# [TASK BRIEF]
Copy every line that contains the string "color" from the entries below.

# [MATERIAL PROVIDED]
########

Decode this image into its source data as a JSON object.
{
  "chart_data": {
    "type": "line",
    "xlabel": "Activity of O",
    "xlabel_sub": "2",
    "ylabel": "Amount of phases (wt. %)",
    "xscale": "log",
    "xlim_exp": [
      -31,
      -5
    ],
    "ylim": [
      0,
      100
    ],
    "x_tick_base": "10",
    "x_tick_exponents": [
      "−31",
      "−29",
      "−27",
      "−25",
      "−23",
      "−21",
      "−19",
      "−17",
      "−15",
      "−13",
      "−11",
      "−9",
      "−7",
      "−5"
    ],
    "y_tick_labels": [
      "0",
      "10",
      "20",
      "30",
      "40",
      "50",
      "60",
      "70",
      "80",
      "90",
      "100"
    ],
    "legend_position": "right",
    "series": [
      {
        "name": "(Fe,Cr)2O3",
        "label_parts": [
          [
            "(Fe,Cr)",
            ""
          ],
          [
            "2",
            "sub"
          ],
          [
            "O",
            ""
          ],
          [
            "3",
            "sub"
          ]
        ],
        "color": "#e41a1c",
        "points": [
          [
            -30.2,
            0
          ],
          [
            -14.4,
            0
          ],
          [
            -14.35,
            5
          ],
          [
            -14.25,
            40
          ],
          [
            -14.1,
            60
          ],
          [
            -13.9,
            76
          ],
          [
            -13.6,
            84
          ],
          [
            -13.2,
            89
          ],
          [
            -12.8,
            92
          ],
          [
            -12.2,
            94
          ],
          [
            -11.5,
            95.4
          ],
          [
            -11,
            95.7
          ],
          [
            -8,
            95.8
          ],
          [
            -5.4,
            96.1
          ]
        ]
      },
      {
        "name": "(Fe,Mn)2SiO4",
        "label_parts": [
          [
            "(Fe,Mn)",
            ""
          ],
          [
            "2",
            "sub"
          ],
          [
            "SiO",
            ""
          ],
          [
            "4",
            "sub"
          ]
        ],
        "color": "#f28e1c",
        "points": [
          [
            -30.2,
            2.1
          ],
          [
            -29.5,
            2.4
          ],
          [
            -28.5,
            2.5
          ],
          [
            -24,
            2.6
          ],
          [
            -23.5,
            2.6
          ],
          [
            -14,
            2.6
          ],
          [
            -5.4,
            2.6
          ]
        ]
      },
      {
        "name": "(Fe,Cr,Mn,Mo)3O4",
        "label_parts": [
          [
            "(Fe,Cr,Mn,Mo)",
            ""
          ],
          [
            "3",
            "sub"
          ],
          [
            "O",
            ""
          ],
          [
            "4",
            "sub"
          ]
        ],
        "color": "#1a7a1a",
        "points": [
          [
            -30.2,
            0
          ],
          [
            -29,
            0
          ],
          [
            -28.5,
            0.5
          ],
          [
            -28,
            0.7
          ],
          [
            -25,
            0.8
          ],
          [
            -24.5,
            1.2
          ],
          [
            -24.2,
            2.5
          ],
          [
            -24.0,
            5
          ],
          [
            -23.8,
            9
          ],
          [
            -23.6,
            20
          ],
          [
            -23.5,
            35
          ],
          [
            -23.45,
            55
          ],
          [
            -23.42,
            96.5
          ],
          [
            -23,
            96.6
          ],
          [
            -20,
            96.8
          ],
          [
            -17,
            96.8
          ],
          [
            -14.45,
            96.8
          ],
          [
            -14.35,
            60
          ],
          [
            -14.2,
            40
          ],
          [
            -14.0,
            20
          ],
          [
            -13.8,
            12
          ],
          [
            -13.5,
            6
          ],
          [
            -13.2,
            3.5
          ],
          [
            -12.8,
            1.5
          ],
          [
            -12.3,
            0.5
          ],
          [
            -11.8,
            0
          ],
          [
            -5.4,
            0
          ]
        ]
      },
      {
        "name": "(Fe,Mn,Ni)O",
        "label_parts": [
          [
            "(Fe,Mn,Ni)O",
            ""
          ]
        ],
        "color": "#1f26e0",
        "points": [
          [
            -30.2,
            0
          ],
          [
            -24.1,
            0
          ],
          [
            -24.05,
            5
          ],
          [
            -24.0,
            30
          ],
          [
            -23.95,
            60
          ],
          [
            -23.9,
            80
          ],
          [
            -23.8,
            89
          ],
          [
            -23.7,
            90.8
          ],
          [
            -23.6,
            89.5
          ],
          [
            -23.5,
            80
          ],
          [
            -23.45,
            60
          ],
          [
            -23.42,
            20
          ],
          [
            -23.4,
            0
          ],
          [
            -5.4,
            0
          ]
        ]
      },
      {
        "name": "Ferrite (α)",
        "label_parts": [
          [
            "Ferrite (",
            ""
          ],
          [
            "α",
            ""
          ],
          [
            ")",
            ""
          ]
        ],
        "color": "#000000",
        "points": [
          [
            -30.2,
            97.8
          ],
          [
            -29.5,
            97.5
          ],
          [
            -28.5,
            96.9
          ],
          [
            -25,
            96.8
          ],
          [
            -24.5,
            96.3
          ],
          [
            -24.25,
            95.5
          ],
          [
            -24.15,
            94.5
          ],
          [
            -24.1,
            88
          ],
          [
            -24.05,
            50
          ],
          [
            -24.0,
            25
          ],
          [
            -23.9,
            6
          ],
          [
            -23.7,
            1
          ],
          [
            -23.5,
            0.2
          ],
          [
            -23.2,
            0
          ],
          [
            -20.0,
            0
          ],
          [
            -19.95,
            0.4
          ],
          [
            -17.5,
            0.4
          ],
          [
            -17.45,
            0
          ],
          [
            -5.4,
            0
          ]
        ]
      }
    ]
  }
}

########

# [COMPLETE OUTPUT]
        "color": "#e41a1c",
        "color": "#f28e1c",
        "color": "#1a7a1a",
        "color": "#1f26e0",
        "color": "#000000",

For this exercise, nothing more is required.